**Stored data**
————————
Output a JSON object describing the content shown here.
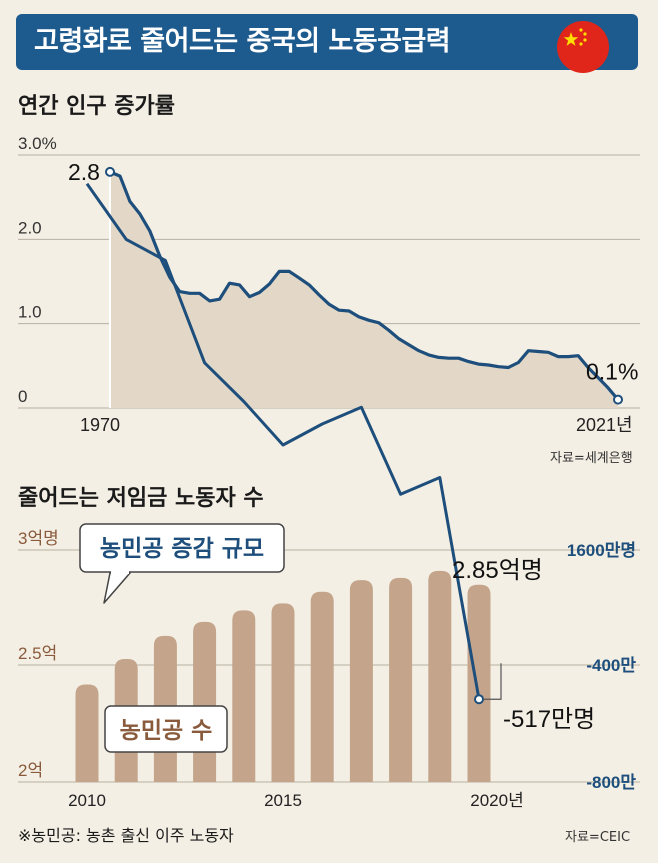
{
  "header": {
    "title": "고령화로 줄어드는 중국의 노동공급력"
  },
  "chart_data": [
    {
      "type": "area",
      "title": "연간 인구 증가률",
      "y_ticks": [
        "3.0%",
        "2.0",
        "1.0",
        "0"
      ],
      "ylim": [
        0,
        3.0
      ],
      "x_labels": [
        "1970",
        "2021년"
      ],
      "x": [
        1970,
        1971,
        1972,
        1973,
        1974,
        1975,
        1976,
        1977,
        1978,
        1979,
        1980,
        1981,
        1982,
        1983,
        1984,
        1985,
        1986,
        1987,
        1988,
        1989,
        1990,
        1991,
        1992,
        1993,
        1994,
        1995,
        1996,
        1997,
        1998,
        1999,
        2000,
        2001,
        2002,
        2003,
        2004,
        2005,
        2006,
        2007,
        2008,
        2009,
        2010,
        2011,
        2012,
        2013,
        2014,
        2015,
        2016,
        2017,
        2018,
        2019,
        2020,
        2021
      ],
      "values": [
        2.8,
        2.75,
        2.45,
        2.3,
        2.1,
        1.8,
        1.55,
        1.38,
        1.36,
        1.36,
        1.27,
        1.29,
        1.48,
        1.46,
        1.32,
        1.37,
        1.47,
        1.62,
        1.62,
        1.54,
        1.46,
        1.34,
        1.23,
        1.16,
        1.15,
        1.08,
        1.04,
        1.01,
        0.92,
        0.82,
        0.75,
        0.68,
        0.63,
        0.6,
        0.59,
        0.59,
        0.55,
        0.52,
        0.51,
        0.49,
        0.48,
        0.54,
        0.68,
        0.67,
        0.66,
        0.61,
        0.61,
        0.62,
        0.48,
        0.36,
        0.24,
        0.1
      ],
      "annotations": [
        {
          "x": 1970,
          "y": 2.8,
          "text": "2.8"
        },
        {
          "x": 2021,
          "y": 0.1,
          "text": "0.1%"
        }
      ],
      "source": "자료=세계은행"
    },
    {
      "type": "bar",
      "title": "줄어드는 저임금 노동자 수",
      "categories": [
        2010,
        2011,
        2012,
        2013,
        2014,
        2015,
        2016,
        2017,
        2018,
        2019,
        2020
      ],
      "x_labels": [
        "2010",
        "2015",
        "2020년"
      ],
      "left_ticks": [
        "3억명",
        "2.5억",
        "2억"
      ],
      "left_ylim": [
        2.0,
        3.0
      ],
      "right_ticks": [
        "1600만명",
        "-400만",
        "-800만"
      ],
      "series": [
        {
          "name": "농민공 수",
          "type": "bar",
          "values": [
            2.42,
            2.53,
            2.63,
            2.69,
            2.74,
            2.77,
            2.82,
            2.87,
            2.88,
            2.91,
            2.85
          ]
        },
        {
          "name": "농민공 증감 규모",
          "type": "line",
          "values": [
            1245,
            1055,
            983,
            633,
            501,
            352,
            424,
            481,
            184,
            241,
            -517
          ]
        }
      ],
      "annotations": [
        {
          "x": 2020,
          "series": "농민공 수",
          "text": "2.85억명"
        },
        {
          "x": 2020,
          "series": "농민공 증감 규모",
          "text": "-517만명"
        }
      ],
      "source": "자료=CEIC"
    }
  ],
  "footnote": "※농민공: 농촌 출신 이주 노동자"
}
————————
**Directions for this task**
Isolate the lines that hold the word "text" and copy all of them.

**Answer for the task**
          "text": "2.8"
          "text": "0.1%"
          "text": "2.85억명"
          "text": "-517만명"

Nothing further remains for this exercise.